- [Instructions for the task] Using the listing beneath this task, count the lines with the word "filter" and write only the result.

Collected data
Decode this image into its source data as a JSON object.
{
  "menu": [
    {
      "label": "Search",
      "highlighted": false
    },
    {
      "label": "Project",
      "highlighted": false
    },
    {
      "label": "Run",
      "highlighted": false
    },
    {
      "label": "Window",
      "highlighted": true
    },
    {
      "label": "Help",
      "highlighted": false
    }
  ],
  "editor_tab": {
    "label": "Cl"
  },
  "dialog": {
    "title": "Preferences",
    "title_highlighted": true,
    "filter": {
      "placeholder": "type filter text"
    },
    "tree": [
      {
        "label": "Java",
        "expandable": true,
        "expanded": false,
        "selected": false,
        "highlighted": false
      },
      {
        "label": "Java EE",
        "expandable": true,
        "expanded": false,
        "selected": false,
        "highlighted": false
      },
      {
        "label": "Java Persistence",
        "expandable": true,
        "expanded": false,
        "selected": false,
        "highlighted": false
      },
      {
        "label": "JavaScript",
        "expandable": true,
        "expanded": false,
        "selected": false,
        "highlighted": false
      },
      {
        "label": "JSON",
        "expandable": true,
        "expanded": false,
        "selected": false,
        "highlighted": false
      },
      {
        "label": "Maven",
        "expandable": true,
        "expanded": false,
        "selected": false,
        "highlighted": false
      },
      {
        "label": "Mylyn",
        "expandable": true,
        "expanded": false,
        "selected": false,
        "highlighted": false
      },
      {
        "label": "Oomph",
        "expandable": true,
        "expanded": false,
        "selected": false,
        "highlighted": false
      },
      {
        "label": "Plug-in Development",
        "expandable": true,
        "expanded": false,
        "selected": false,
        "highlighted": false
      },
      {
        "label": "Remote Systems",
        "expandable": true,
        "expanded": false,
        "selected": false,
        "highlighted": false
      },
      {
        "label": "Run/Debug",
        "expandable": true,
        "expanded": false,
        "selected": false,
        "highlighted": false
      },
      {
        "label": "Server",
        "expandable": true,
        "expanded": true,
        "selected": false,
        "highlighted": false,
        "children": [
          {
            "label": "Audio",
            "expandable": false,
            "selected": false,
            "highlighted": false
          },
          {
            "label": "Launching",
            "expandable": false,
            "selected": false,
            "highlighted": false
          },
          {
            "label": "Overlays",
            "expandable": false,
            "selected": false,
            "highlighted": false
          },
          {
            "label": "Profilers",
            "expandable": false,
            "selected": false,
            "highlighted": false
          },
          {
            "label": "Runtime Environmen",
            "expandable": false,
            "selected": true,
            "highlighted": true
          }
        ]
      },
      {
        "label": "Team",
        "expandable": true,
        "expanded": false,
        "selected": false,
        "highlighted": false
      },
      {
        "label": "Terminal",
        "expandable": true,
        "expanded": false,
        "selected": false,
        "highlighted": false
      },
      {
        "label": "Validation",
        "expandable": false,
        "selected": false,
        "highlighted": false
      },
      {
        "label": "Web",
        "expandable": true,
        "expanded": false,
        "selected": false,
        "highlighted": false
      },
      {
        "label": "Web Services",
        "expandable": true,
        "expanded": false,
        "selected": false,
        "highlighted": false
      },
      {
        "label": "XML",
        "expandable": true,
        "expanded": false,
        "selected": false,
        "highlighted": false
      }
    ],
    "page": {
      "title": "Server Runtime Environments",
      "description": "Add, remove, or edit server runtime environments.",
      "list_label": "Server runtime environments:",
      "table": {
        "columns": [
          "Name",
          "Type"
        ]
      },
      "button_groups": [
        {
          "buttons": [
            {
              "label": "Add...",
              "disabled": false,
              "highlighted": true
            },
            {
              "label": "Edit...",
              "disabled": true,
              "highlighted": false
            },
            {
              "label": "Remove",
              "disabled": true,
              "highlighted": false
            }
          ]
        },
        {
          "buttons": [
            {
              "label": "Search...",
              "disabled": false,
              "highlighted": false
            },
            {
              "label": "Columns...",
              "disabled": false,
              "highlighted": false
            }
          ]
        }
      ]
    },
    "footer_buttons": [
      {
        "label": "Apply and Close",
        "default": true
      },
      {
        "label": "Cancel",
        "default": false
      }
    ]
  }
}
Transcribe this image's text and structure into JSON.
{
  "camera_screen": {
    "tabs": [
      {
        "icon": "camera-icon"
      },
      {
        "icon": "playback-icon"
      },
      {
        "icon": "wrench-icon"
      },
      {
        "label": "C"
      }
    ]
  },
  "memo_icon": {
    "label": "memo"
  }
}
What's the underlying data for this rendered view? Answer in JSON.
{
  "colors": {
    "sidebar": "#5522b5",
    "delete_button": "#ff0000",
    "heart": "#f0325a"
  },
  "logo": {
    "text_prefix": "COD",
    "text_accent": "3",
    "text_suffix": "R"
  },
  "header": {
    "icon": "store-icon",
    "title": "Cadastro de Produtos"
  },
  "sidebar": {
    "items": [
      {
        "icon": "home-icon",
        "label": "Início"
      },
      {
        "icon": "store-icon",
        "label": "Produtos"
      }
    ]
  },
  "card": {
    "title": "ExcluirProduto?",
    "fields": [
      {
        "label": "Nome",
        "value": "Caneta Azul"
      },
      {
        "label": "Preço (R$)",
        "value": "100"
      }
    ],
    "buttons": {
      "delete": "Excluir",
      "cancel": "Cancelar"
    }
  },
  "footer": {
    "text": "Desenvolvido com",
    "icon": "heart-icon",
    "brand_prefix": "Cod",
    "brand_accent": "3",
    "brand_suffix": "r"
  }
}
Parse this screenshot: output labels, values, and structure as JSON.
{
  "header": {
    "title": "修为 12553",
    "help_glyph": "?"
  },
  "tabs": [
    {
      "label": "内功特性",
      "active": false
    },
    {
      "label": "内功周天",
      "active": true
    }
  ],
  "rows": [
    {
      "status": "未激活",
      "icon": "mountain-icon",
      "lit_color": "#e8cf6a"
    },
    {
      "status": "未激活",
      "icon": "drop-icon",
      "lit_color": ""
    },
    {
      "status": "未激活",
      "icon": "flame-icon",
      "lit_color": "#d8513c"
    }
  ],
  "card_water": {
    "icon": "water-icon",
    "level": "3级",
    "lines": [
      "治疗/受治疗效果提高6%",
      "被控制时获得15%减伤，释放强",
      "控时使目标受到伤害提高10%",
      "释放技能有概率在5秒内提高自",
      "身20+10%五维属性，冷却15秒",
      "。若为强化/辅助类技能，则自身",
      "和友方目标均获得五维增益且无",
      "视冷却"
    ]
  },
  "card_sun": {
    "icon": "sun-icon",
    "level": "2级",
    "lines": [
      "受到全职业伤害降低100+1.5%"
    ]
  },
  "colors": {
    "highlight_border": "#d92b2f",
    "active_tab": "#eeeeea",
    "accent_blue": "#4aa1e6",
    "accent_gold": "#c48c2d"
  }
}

- [Reply to the task] 2